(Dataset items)

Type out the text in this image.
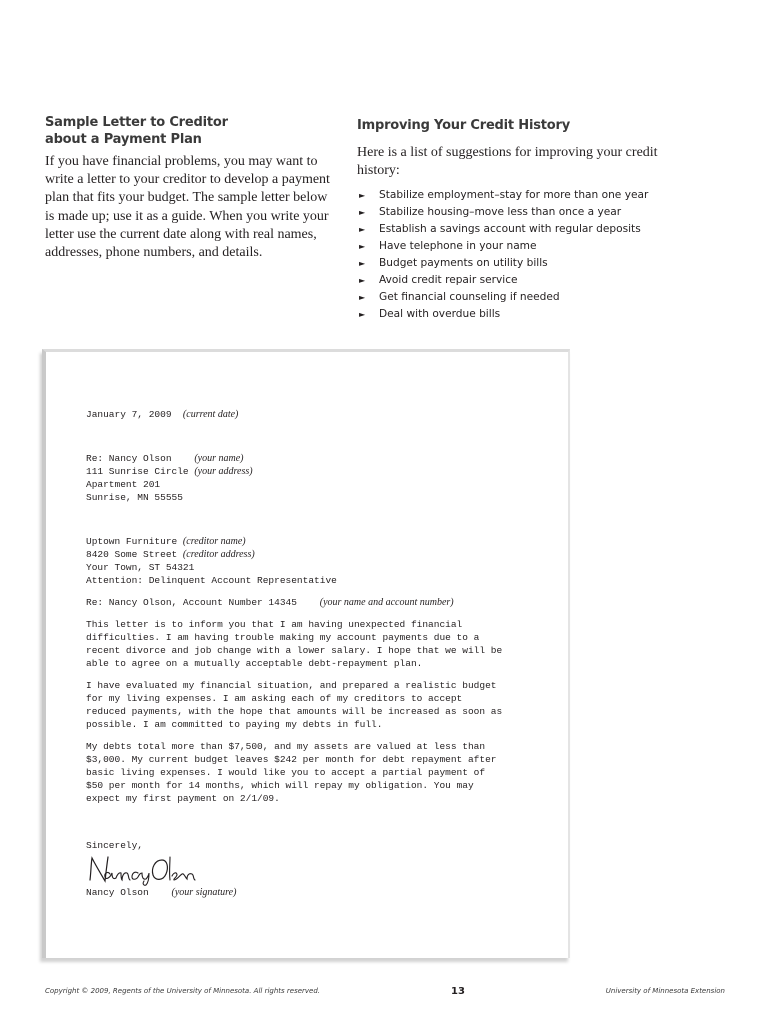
Sample Letter to Creditor
about a Payment Plan
If you have financial problems, you may want to write a letter to your creditor to develop a payment plan that fits your budget. The sample letter below is made up; use it as a guide. When you write your letter use the current date along with real names, addresses, phone numbers, and details.
Improving Your Credit History
Here is a list of suggestions for improving your credit history:
► Stabilize employment–stay for more than one year
► Stabilize housing–move less than once a year
► Establish a savings account with regular deposits
► Have telephone in your name
► Budget payments on utility bills
► Avoid credit repair service
► Get financial counseling if needed
► Deal with overdue bills
January 7, 2009 (current date)
Re: Nancy Olson (your name)
111 Sunrise Circle (your address)
Apartment 201
Sunrise, MN 55555
Uptown Furniture (creditor name)
8420 Some Street (creditor address)
Your Town, ST 54321
Attention: Delinquent Account Representative
Re: Nancy Olson, Account Number 14345 (your name and account number)
This letter is to inform you that I am having unexpected financial
difficulties. I am having trouble making my account payments due to a
recent divorce and job change with a lower salary. I hope that we will be
able to agree on a mutually acceptable debt-repayment plan.
I have evaluated my financial situation, and prepared a realistic budget
for my living expenses. I am asking each of my creditors to accept
reduced payments, with the hope that amounts will be increased as soon as
possible. I am committed to paying my debts in full.
My debts total more than $7,500, and my assets are valued at less than
$3,000. My current budget leaves $242 per month for debt repayment after
basic living expenses. I would like you to accept a partial payment of
$50 per month for 14 months, which will repay my obligation. You may
expect my first payment on 2/1/09.
Sincerely,
Nancy Olson (your signature)
Copyright © 2009, Regents of the University of Minnesota. All rights reserved.	13	University of Minnesota Extension
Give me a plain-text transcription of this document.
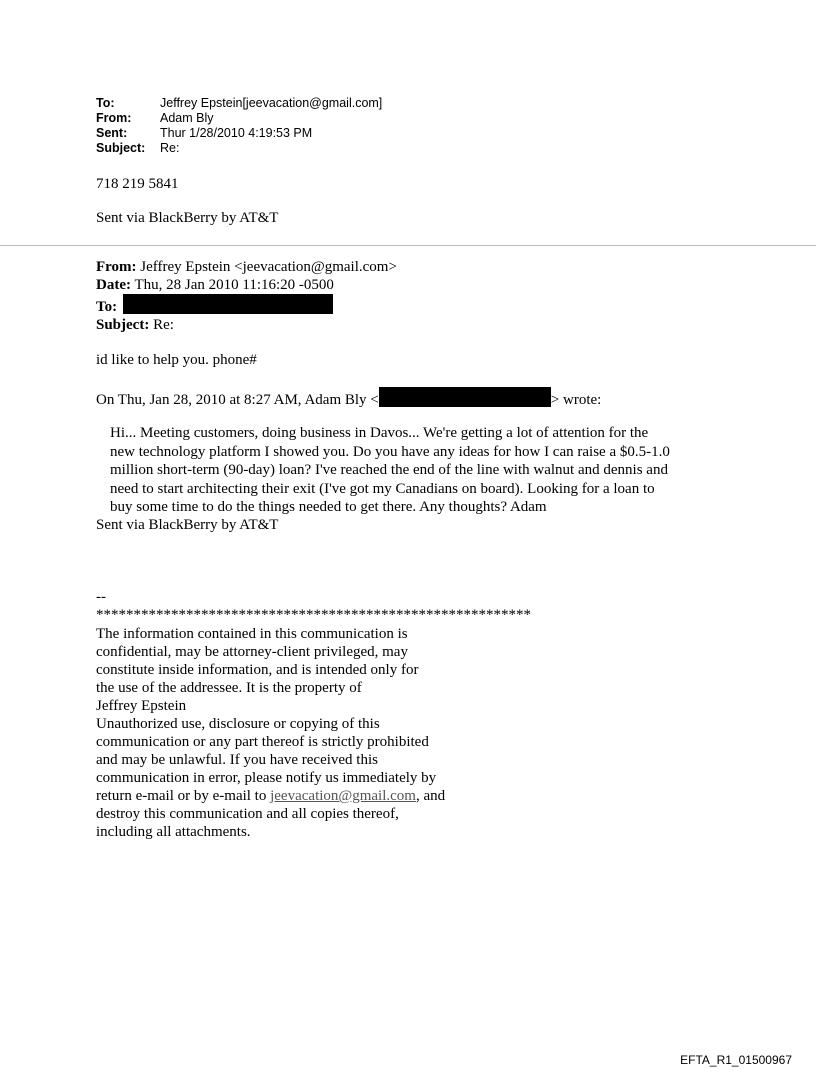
To:	Jeffrey Epstein[jeevacation@gmail.com]
From:	Adam Bly
Sent:	Thur 1/28/2010 4:19:53 PM
Subject:	Re:
718 219 5841
Sent via BlackBerry by AT&T
From: Jeffrey Epstein <jeevacation@gmail.com>
Date: Thu, 28 Jan 2010 11:16:20 -0500
To:
Subject: Re:
id like to help you. phone#
On Thu, Jan 28, 2010 at 8:27 AM, Adam Bly <	> wrote:
Hi... Meeting customers, doing business in Davos... We're getting a lot of attention for the
new technology platform I showed you. Do you have any ideas for how I can raise a $0.5-1.0
million short-term (90-day) loan? I've reached the end of the line with walnut and dennis and
need to start architecting their exit (I've got my Canadians on board). Looking for a loan to
buy some time to do the things needed to get there. Any thoughts? Adam
Sent via BlackBerry by AT&T
--
**********************************************************
The information contained in this communication is
confidential, may be attorney-client privileged, may
constitute inside information, and is intended only for
the use of the addressee. It is the property of
Jeffrey Epstein
Unauthorized use, disclosure or copying of this
communication or any part thereof is strictly prohibited
and may be unlawful. If you have received this
communication in error, please notify us immediately by
return e-mail or by e-mail to jeevacation@gmail.com, and
destroy this communication and all copies thereof,
including all attachments.
EFTA_R1_01500967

- _EXERCISE GOAL_:
Return every line in the listing that contains the word "living".

- _EXERCISE RESPONSE_:
for my living expenses. I am asking each of my creditors to accept
basic living expenses. I would like you to accept a partial payment of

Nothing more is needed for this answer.